=== Directive ===
Go through the lines below and copy each one that holds the string "name".

=== Source records ===

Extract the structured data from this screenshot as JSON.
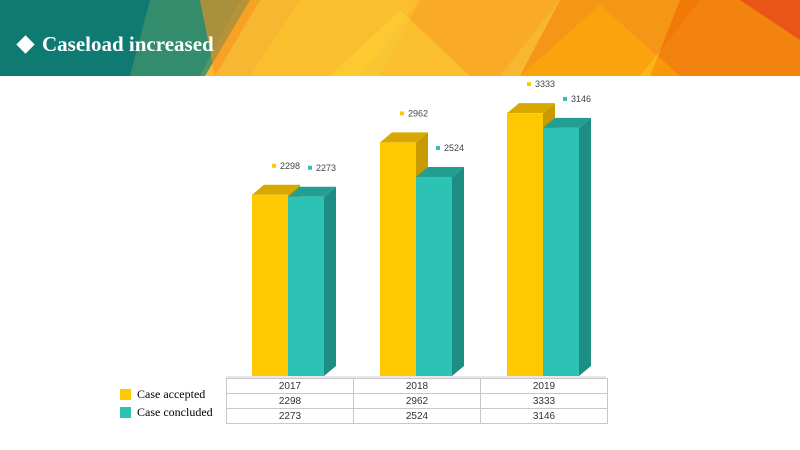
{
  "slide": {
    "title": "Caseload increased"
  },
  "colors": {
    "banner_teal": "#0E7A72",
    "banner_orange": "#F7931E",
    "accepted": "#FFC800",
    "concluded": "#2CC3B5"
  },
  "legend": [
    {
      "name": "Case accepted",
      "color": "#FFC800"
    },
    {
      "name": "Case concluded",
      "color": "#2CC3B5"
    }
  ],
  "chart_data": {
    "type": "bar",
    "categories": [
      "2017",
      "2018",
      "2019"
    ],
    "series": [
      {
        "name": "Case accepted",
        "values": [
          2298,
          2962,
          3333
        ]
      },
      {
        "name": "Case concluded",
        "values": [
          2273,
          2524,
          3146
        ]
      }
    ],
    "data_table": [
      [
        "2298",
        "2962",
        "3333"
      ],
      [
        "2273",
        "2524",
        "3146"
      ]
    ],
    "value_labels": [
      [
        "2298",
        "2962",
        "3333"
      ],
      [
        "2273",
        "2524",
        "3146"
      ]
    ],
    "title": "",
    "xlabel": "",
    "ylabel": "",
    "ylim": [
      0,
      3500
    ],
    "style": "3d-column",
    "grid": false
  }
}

=== Written reply ===
      "name": "Case accepted",
      "name": "Case concluded",
        "name": "Case accepted",
        "name": "Case concluded",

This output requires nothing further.